DATA FOR THIS TASK:
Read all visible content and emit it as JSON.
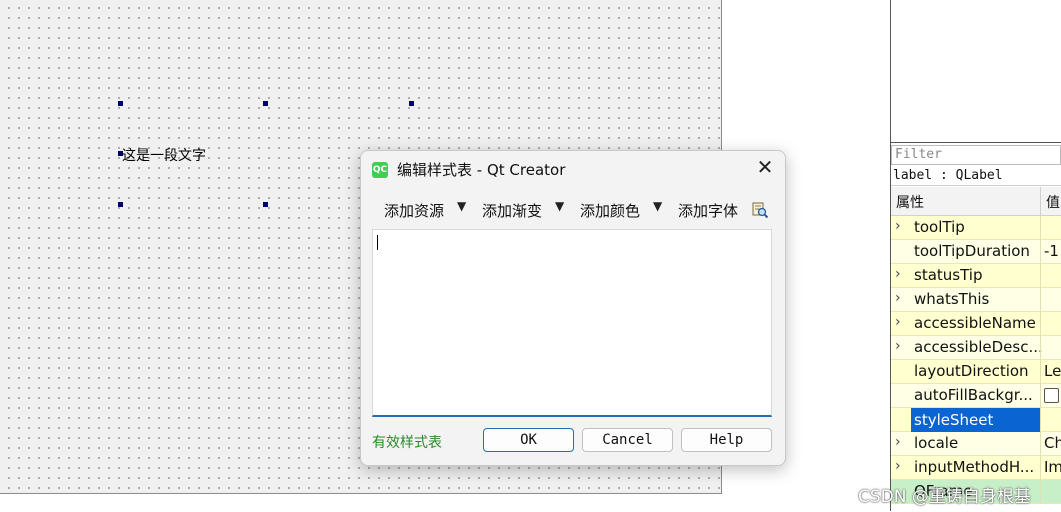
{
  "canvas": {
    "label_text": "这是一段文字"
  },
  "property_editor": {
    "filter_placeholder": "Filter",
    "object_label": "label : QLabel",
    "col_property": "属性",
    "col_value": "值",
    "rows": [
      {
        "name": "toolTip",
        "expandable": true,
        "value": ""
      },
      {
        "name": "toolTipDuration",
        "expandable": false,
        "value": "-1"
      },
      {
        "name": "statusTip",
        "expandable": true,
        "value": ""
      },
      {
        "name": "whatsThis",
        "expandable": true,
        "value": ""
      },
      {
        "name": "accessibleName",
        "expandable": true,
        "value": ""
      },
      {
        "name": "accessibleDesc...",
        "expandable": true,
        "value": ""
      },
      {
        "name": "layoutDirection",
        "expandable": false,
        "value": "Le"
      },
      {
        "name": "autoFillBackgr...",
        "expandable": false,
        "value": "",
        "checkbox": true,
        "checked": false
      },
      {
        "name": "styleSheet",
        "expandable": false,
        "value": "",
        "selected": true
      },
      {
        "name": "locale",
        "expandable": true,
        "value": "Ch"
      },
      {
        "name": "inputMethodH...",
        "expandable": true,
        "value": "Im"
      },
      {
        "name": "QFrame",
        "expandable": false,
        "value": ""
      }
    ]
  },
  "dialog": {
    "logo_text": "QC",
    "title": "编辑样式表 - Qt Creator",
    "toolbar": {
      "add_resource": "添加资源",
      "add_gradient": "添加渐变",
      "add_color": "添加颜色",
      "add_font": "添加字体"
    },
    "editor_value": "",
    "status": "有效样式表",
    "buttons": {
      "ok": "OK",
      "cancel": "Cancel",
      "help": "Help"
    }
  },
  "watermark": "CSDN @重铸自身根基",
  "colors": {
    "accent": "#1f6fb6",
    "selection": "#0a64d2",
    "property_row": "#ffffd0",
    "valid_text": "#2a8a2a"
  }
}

EXERCISE REQUIREMENTS:
Leave out all pictures, then copy the remaining material exactly.

THE SOLUTION:
Read all visible content and emit it as JSON.
{
  "canvas": {
    "label_text": "这是一段文字"
  },
  "property_editor": {
    "filter_placeholder": "Filter",
    "object_label": "label : QLabel",
    "col_property": "属性",
    "col_value": "值",
    "rows": [
      {
        "name": "toolTip",
        "expandable": true,
        "value": ""
      },
      {
        "name": "toolTipDuration",
        "expandable": false,
        "value": "-1"
      },
      {
        "name": "statusTip",
        "expandable": true,
        "value": ""
      },
      {
        "name": "whatsThis",
        "expandable": true,
        "value": ""
      },
      {
        "name": "accessibleName",
        "expandable": true,
        "value": ""
      },
      {
        "name": "accessibleDesc...",
        "expandable": true,
        "value": ""
      },
      {
        "name": "layoutDirection",
        "expandable": false,
        "value": "Le"
      },
      {
        "name": "autoFillBackgr...",
        "expandable": false,
        "value": "",
        "checkbox": true,
        "checked": false
      },
      {
        "name": "styleSheet",
        "expandable": false,
        "value": "",
        "selected": true
      },
      {
        "name": "locale",
        "expandable": true,
        "value": "Ch"
      },
      {
        "name": "inputMethodH...",
        "expandable": true,
        "value": "Im"
      },
      {
        "name": "QFrame",
        "expandable": false,
        "value": ""
      }
    ]
  },
  "dialog": {
    "logo_text": "QC",
    "title": "编辑样式表 - Qt Creator",
    "toolbar": {
      "add_resource": "添加资源",
      "add_gradient": "添加渐变",
      "add_color": "添加颜色",
      "add_font": "添加字体"
    },
    "editor_value": "",
    "status": "有效样式表",
    "buttons": {
      "ok": "OK",
      "cancel": "Cancel",
      "help": "Help"
    }
  },
  "watermark": "CSDN @重铸自身根基",
  "colors": {
    "accent": "#1f6fb6",
    "selection": "#0a64d2",
    "property_row": "#ffffd0",
    "valid_text": "#2a8a2a"
  }
}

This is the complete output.